• [TASK BRIEF] Write out the full set of records below exactly.
....................
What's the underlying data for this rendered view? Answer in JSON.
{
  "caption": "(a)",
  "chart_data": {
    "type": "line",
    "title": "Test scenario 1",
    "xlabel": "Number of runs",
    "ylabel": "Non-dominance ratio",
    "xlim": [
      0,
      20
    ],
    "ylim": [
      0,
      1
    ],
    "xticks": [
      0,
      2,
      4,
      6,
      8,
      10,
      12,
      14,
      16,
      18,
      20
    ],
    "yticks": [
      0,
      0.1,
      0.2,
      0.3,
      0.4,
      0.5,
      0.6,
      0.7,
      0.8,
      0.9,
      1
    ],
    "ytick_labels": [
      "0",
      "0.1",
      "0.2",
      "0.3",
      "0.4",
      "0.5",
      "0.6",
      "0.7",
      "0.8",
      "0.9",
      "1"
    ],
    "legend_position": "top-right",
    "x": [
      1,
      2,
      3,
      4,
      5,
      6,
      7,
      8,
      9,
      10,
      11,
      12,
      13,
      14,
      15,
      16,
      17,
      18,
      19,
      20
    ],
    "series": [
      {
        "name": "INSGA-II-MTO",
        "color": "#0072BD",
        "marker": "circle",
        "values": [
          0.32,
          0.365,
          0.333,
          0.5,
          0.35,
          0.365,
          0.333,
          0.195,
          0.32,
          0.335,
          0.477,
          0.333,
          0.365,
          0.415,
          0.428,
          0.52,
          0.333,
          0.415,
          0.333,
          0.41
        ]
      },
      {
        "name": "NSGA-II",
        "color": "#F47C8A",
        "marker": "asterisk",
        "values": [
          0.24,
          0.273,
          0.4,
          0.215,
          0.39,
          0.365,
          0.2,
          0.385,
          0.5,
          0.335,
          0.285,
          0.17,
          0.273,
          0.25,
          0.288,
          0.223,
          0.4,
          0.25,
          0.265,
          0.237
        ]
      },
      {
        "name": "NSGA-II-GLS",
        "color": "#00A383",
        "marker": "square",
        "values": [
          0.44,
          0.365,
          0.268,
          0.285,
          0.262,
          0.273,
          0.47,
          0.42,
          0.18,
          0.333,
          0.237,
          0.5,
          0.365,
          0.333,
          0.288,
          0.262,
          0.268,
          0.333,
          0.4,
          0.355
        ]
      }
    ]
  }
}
....................
• [ANSWER BELOW]
What's the underlying data for this rendered view? Answer in JSON.
{
  "caption": "(a)",
  "chart_data": {
    "type": "line",
    "title": "Test scenario 1",
    "xlabel": "Number of runs",
    "ylabel": "Non-dominance ratio",
    "xlim": [
      0,
      20
    ],
    "ylim": [
      0,
      1
    ],
    "xticks": [
      0,
      2,
      4,
      6,
      8,
      10,
      12,
      14,
      16,
      18,
      20
    ],
    "yticks": [
      0,
      0.1,
      0.2,
      0.3,
      0.4,
      0.5,
      0.6,
      0.7,
      0.8,
      0.9,
      1
    ],
    "ytick_labels": [
      "0",
      "0.1",
      "0.2",
      "0.3",
      "0.4",
      "0.5",
      "0.6",
      "0.7",
      "0.8",
      "0.9",
      "1"
    ],
    "legend_position": "top-right",
    "x": [
      1,
      2,
      3,
      4,
      5,
      6,
      7,
      8,
      9,
      10,
      11,
      12,
      13,
      14,
      15,
      16,
      17,
      18,
      19,
      20
    ],
    "series": [
      {
        "name": "INSGA-II-MTO",
        "color": "#0072BD",
        "marker": "circle",
        "values": [
          0.32,
          0.365,
          0.333,
          0.5,
          0.35,
          0.365,
          0.333,
          0.195,
          0.32,
          0.335,
          0.477,
          0.333,
          0.365,
          0.415,
          0.428,
          0.52,
          0.333,
          0.415,
          0.333,
          0.41
        ]
      },
      {
        "name": "NSGA-II",
        "color": "#F47C8A",
        "marker": "asterisk",
        "values": [
          0.24,
          0.273,
          0.4,
          0.215,
          0.39,
          0.365,
          0.2,
          0.385,
          0.5,
          0.335,
          0.285,
          0.17,
          0.273,
          0.25,
          0.288,
          0.223,
          0.4,
          0.25,
          0.265,
          0.237
        ]
      },
      {
        "name": "NSGA-II-GLS",
        "color": "#00A383",
        "marker": "square",
        "values": [
          0.44,
          0.365,
          0.268,
          0.285,
          0.262,
          0.273,
          0.47,
          0.42,
          0.18,
          0.333,
          0.237,
          0.5,
          0.365,
          0.333,
          0.288,
          0.262,
          0.268,
          0.333,
          0.4,
          0.355
        ]
      }
    ]
  }
}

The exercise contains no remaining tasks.